■ Exercise task
Wherever "values" appears in a line, copy that line.
-*-
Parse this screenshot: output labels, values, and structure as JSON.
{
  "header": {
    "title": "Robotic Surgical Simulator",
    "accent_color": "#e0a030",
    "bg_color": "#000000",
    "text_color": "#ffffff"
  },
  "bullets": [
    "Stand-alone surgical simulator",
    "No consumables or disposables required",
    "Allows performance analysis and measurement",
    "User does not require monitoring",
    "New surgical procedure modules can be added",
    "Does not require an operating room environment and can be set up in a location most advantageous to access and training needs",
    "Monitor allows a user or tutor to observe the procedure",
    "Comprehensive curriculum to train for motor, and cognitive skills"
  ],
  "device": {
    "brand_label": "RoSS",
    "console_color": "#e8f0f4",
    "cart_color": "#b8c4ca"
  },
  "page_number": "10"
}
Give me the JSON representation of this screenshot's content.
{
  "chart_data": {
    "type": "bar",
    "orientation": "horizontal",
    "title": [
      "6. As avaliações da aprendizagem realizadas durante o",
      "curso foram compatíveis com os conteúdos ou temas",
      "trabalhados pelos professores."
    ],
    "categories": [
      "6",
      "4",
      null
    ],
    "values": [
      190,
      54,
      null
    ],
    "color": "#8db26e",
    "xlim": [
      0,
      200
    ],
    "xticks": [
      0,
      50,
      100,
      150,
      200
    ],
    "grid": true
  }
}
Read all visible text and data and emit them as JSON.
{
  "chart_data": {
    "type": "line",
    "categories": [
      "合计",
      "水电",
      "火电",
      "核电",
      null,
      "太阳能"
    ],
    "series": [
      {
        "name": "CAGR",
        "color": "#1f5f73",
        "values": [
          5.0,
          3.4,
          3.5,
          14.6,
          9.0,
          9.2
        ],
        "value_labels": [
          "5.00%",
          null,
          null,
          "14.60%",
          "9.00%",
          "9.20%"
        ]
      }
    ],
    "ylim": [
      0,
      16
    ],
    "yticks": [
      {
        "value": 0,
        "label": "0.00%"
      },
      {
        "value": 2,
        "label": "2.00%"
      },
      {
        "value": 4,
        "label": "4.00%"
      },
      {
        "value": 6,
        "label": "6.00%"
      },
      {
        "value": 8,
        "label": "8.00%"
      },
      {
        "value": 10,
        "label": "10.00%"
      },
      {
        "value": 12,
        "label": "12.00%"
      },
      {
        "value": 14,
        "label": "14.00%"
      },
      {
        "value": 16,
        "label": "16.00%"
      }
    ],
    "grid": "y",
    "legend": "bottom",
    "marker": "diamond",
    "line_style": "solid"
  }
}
-*-
■ Correct output
Parse this screenshot: output labels, values, and structure as JSON.
    "values": [
        "values": [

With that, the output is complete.